▶ [What to produce] Answer with one number: the count of lines in the listing below that hold the word "text".

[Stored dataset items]
§

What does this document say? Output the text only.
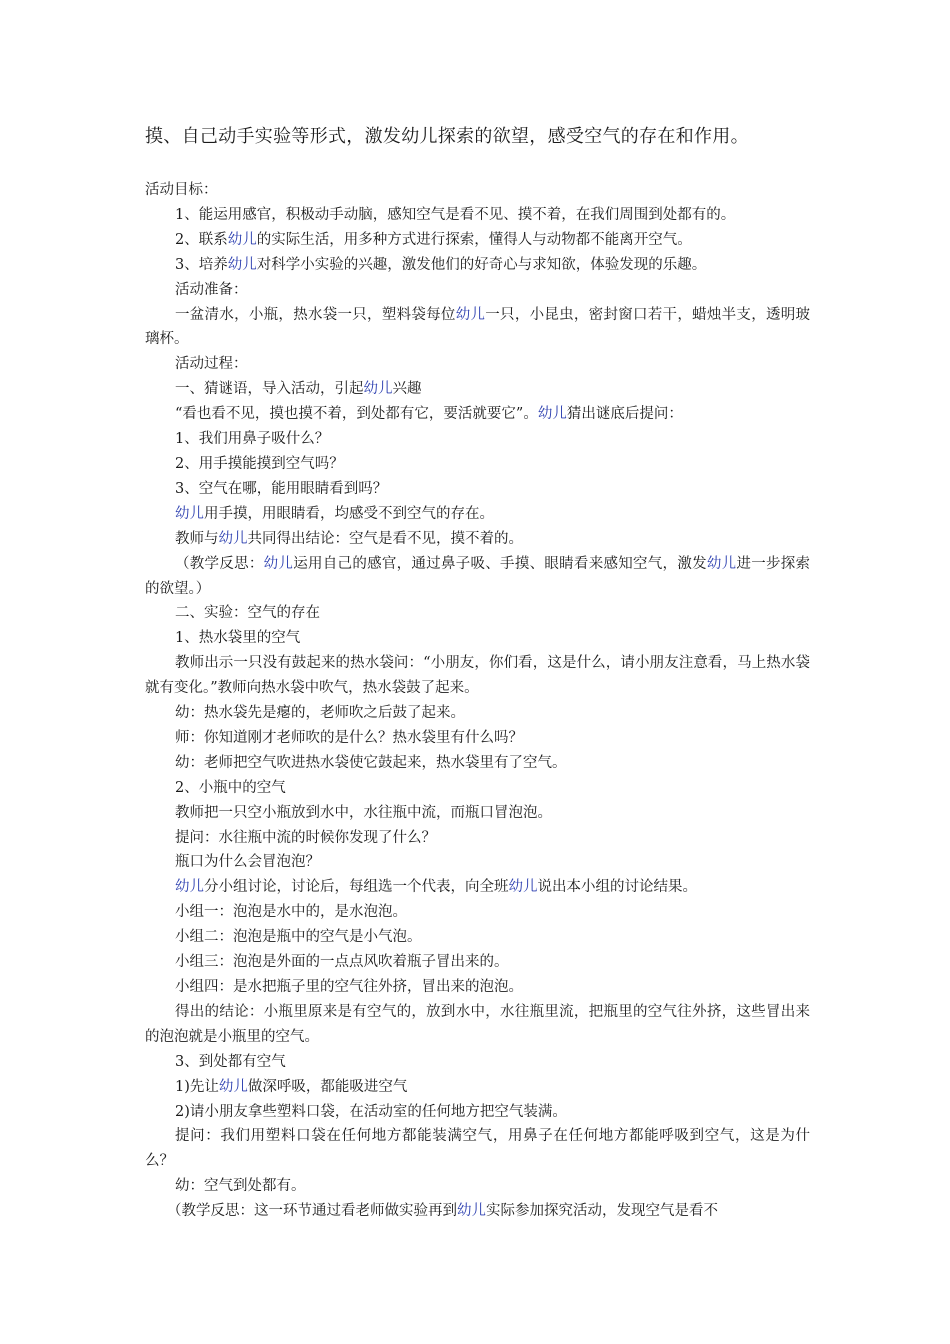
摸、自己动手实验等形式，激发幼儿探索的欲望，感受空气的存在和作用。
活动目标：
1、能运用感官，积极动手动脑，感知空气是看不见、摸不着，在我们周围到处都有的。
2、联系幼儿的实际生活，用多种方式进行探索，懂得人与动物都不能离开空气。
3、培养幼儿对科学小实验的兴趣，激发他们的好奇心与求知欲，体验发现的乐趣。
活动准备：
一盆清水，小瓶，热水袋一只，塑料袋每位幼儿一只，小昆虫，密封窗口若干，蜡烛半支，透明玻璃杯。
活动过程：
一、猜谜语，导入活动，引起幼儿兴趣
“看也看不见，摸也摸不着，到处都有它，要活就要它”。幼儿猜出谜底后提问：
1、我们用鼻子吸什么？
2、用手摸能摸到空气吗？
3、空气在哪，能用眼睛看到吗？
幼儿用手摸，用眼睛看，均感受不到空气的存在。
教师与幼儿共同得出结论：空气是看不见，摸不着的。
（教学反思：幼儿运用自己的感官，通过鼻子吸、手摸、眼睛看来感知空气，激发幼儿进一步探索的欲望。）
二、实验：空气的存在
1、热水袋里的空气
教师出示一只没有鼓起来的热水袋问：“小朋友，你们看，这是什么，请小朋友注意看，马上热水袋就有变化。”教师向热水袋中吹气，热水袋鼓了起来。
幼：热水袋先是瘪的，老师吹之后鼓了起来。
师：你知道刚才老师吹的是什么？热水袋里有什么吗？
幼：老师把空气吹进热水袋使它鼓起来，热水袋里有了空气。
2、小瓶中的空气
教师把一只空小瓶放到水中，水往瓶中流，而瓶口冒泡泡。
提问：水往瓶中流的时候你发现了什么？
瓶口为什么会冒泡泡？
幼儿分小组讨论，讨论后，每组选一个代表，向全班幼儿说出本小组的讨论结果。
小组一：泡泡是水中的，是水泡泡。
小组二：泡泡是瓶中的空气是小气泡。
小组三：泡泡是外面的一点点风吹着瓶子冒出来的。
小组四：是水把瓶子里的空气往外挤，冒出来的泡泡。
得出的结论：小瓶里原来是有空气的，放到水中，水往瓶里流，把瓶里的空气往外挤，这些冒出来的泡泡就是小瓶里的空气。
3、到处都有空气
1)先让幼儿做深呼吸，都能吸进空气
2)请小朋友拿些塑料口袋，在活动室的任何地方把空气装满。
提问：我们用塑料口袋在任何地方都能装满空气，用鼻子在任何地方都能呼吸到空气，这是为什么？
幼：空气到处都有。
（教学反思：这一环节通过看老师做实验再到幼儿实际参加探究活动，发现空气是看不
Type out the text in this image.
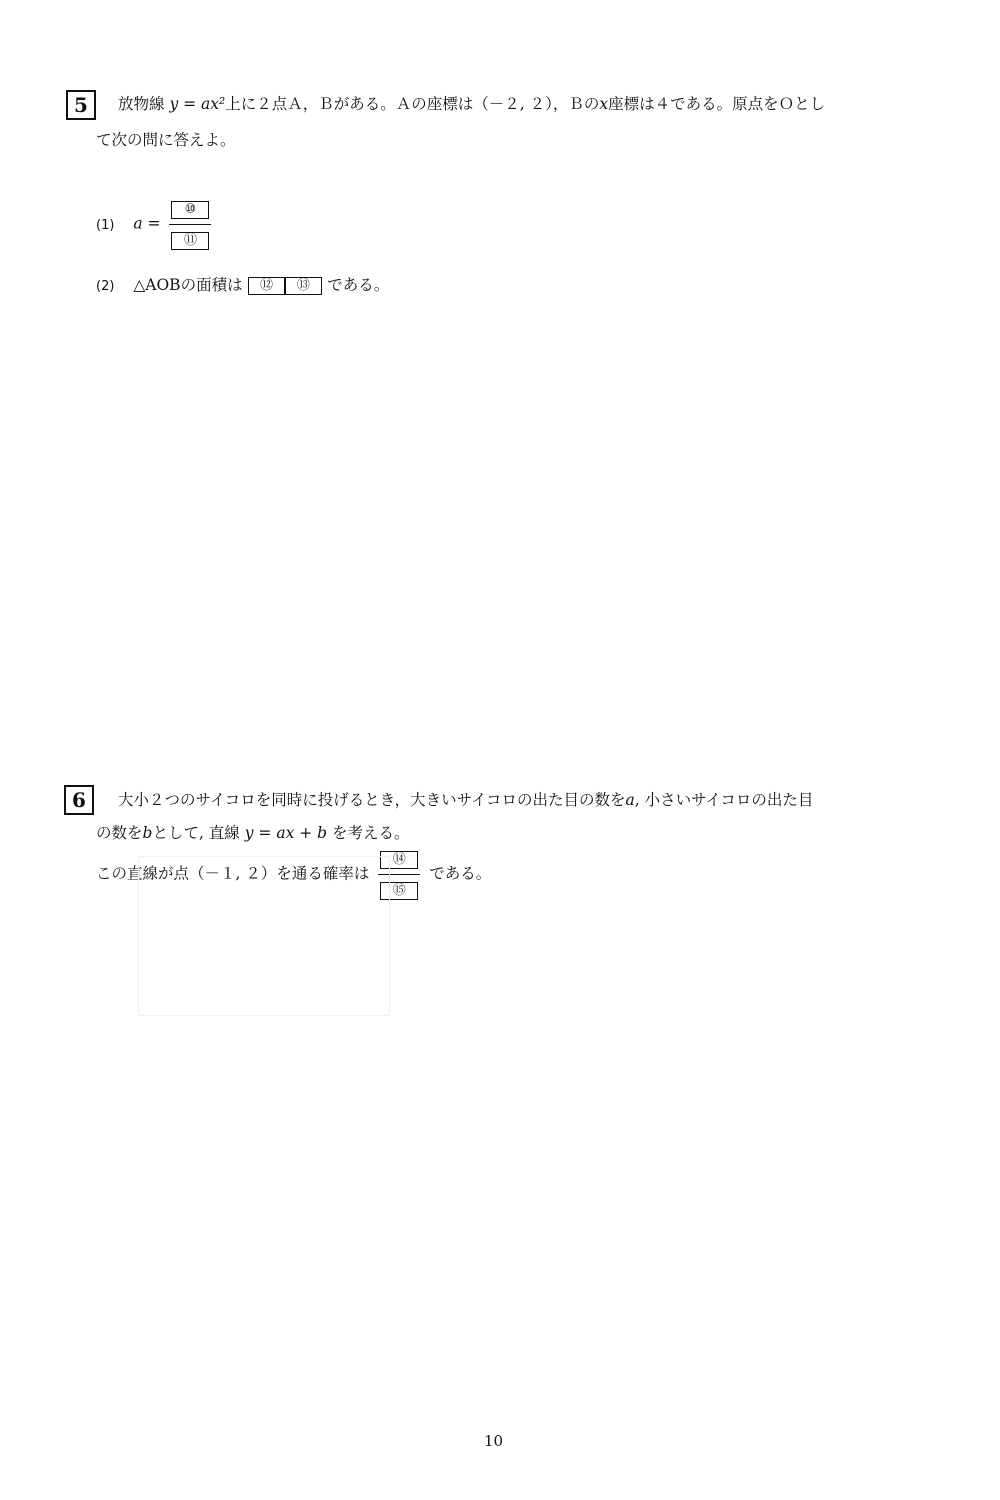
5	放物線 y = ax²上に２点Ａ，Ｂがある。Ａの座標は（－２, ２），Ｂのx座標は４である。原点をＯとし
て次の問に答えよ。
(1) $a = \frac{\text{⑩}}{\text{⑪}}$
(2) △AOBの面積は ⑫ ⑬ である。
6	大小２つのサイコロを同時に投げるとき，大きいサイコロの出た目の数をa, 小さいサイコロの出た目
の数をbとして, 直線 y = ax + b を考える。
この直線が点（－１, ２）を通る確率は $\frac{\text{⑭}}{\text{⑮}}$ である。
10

§

▶ [Full response] 4